● Records for this task:

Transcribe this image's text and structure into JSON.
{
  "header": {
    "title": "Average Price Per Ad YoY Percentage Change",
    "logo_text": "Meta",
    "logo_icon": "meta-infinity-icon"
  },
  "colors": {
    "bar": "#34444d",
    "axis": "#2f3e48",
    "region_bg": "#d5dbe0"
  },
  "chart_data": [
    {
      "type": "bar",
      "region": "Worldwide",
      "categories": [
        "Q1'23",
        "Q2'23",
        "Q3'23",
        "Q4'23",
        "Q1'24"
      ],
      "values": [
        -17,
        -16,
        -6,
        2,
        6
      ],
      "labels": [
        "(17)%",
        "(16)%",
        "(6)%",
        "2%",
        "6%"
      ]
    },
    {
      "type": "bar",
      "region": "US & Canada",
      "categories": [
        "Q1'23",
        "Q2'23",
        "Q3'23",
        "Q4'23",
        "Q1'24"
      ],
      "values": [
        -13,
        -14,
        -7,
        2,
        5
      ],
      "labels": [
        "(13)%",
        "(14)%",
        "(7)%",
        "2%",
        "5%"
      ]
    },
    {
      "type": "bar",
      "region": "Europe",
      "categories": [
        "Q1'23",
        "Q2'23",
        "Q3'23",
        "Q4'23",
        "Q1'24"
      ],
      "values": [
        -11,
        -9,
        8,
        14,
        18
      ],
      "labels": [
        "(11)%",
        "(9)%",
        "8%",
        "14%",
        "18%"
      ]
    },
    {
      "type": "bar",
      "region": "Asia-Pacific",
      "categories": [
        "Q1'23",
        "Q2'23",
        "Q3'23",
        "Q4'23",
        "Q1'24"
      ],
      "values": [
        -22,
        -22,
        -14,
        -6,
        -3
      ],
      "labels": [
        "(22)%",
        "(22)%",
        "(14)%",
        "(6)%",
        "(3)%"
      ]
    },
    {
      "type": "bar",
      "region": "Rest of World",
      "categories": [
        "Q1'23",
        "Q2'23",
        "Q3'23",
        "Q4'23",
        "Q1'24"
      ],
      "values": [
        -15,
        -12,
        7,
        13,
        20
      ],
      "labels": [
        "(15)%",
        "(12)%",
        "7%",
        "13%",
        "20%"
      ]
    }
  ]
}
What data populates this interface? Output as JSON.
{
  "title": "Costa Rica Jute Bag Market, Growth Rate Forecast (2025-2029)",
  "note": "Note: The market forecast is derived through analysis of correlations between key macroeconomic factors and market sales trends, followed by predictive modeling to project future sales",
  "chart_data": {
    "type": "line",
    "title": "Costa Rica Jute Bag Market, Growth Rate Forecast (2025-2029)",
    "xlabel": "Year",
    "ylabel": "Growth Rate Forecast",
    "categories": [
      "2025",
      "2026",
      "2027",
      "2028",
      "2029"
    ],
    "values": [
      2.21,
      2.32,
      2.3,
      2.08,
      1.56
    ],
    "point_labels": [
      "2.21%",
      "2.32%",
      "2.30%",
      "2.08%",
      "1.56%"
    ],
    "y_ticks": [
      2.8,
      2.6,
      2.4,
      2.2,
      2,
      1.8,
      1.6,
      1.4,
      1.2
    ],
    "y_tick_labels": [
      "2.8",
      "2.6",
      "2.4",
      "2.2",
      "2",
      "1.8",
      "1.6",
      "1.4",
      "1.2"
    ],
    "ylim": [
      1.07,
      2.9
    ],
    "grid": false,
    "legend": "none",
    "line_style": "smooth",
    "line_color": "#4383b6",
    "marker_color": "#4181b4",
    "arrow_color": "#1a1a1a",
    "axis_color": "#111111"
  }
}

● Stated goal: All of the data shown above must be copied exactly.

● Worked solution:
Transcribe this image's text and structure into JSON.
{
  "header": {
    "title": "Average Price Per Ad YoY Percentage Change",
    "logo_text": "Meta",
    "logo_icon": "meta-infinity-icon"
  },
  "colors": {
    "bar": "#34444d",
    "axis": "#2f3e48",
    "region_bg": "#d5dbe0"
  },
  "chart_data": [
    {
      "type": "bar",
      "region": "Worldwide",
      "categories": [
        "Q1'23",
        "Q2'23",
        "Q3'23",
        "Q4'23",
        "Q1'24"
      ],
      "values": [
        -17,
        -16,
        -6,
        2,
        6
      ],
      "labels": [
        "(17)%",
        "(16)%",
        "(6)%",
        "2%",
        "6%"
      ]
    },
    {
      "type": "bar",
      "region": "US & Canada",
      "categories": [
        "Q1'23",
        "Q2'23",
        "Q3'23",
        "Q4'23",
        "Q1'24"
      ],
      "values": [
        -13,
        -14,
        -7,
        2,
        5
      ],
      "labels": [
        "(13)%",
        "(14)%",
        "(7)%",
        "2%",
        "5%"
      ]
    },
    {
      "type": "bar",
      "region": "Europe",
      "categories": [
        "Q1'23",
        "Q2'23",
        "Q3'23",
        "Q4'23",
        "Q1'24"
      ],
      "values": [
        -11,
        -9,
        8,
        14,
        18
      ],
      "labels": [
        "(11)%",
        "(9)%",
        "8%",
        "14%",
        "18%"
      ]
    },
    {
      "type": "bar",
      "region": "Asia-Pacific",
      "categories": [
        "Q1'23",
        "Q2'23",
        "Q3'23",
        "Q4'23",
        "Q1'24"
      ],
      "values": [
        -22,
        -22,
        -14,
        -6,
        -3
      ],
      "labels": [
        "(22)%",
        "(22)%",
        "(14)%",
        "(6)%",
        "(3)%"
      ]
    },
    {
      "type": "bar",
      "region": "Rest of World",
      "categories": [
        "Q1'23",
        "Q2'23",
        "Q3'23",
        "Q4'23",
        "Q1'24"
      ],
      "values": [
        -15,
        -12,
        7,
        13,
        20
      ],
      "labels": [
        "(15)%",
        "(12)%",
        "7%",
        "13%",
        "20%"
      ]
    }
  ]
}
What data populates this interface? Output as JSON.
{
  "title": "Costa Rica Jute Bag Market, Growth Rate Forecast (2025-2029)",
  "note": "Note: The market forecast is derived through analysis of correlations between key macroeconomic factors and market sales trends, followed by predictive modeling to project future sales",
  "chart_data": {
    "type": "line",
    "title": "Costa Rica Jute Bag Market, Growth Rate Forecast (2025-2029)",
    "xlabel": "Year",
    "ylabel": "Growth Rate Forecast",
    "categories": [
      "2025",
      "2026",
      "2027",
      "2028",
      "2029"
    ],
    "values": [
      2.21,
      2.32,
      2.3,
      2.08,
      1.56
    ],
    "point_labels": [
      "2.21%",
      "2.32%",
      "2.30%",
      "2.08%",
      "1.56%"
    ],
    "y_ticks": [
      2.8,
      2.6,
      2.4,
      2.2,
      2,
      1.8,
      1.6,
      1.4,
      1.2
    ],
    "y_tick_labels": [
      "2.8",
      "2.6",
      "2.4",
      "2.2",
      "2",
      "1.8",
      "1.6",
      "1.4",
      "1.2"
    ],
    "ylim": [
      1.07,
      2.9
    ],
    "grid": false,
    "legend": "none",
    "line_style": "smooth",
    "line_color": "#4383b6",
    "marker_color": "#4181b4",
    "arrow_color": "#1a1a1a",
    "axis_color": "#111111"
  }
}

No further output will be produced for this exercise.